* begin INFORMATION SUPPLIED *
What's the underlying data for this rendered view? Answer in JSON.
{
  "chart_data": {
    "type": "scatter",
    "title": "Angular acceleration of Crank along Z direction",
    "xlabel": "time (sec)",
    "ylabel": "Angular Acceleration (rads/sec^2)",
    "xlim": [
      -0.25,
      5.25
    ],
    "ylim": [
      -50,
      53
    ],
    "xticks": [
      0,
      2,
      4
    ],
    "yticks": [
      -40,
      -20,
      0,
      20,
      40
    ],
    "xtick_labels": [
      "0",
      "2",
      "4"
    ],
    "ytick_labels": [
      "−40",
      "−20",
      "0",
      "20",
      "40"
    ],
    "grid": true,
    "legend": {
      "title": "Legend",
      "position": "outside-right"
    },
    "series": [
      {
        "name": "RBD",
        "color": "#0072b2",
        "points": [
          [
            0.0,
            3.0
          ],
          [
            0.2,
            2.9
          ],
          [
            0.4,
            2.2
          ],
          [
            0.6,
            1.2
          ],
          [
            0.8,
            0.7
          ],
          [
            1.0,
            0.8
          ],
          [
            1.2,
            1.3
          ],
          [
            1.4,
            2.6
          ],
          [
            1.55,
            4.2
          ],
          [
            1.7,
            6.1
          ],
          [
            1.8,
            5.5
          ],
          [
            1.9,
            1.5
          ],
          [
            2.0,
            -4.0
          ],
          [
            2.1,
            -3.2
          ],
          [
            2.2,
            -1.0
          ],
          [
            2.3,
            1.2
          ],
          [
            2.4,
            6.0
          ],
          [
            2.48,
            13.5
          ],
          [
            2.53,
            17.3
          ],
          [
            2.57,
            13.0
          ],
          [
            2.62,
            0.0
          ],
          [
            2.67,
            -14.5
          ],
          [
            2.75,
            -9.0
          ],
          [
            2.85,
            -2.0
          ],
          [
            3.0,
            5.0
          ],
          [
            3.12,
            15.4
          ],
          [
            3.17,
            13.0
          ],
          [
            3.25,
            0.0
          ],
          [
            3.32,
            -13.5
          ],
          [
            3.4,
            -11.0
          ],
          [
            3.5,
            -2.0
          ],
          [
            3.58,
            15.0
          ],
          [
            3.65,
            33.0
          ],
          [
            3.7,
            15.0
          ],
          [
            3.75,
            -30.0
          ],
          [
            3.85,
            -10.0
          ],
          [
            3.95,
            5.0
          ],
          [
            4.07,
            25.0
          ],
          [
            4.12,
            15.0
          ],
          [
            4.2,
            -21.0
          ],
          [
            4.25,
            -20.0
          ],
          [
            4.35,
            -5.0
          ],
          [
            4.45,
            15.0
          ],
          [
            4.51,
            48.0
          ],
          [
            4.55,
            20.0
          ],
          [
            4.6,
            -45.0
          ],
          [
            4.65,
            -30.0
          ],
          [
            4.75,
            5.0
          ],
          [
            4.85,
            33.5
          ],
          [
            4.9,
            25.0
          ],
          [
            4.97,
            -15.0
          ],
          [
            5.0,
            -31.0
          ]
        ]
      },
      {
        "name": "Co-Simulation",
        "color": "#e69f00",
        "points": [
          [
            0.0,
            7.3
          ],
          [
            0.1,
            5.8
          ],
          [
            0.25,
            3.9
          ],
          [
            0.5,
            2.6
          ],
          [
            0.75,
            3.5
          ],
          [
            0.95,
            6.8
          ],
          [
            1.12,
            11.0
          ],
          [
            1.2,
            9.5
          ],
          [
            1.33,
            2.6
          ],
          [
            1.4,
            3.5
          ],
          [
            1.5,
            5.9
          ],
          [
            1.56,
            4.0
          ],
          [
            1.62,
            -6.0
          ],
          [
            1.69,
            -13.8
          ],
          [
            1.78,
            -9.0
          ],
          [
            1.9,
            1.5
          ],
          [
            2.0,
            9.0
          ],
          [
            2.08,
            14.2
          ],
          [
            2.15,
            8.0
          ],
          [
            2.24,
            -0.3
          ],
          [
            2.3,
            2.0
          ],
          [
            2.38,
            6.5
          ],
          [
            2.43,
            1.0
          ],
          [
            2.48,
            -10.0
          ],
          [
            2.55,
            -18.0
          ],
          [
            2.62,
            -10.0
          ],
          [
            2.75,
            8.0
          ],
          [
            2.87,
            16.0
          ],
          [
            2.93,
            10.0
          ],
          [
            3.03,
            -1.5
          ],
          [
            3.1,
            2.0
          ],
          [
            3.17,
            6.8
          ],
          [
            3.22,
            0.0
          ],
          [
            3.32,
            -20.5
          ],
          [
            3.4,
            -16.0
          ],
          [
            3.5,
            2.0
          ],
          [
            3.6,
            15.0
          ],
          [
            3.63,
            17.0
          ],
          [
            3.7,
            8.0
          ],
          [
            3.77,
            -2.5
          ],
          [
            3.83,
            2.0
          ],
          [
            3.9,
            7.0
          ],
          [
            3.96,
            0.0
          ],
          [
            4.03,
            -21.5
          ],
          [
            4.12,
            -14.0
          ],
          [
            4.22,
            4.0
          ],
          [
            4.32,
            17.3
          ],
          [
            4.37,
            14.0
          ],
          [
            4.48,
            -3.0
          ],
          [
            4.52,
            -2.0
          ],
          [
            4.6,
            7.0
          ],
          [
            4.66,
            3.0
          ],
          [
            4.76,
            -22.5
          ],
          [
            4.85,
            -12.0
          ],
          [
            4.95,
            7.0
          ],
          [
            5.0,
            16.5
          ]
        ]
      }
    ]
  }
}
* end INFORMATION SUPPLIED *
### AIM OF THE EXERCISE
List all lines in the material containing the string "Angular".

### FULL ANSWER
    "title": "Angular acceleration of Crank along Z direction",
    "ylabel": "Angular Acceleration (rads/sec^2)",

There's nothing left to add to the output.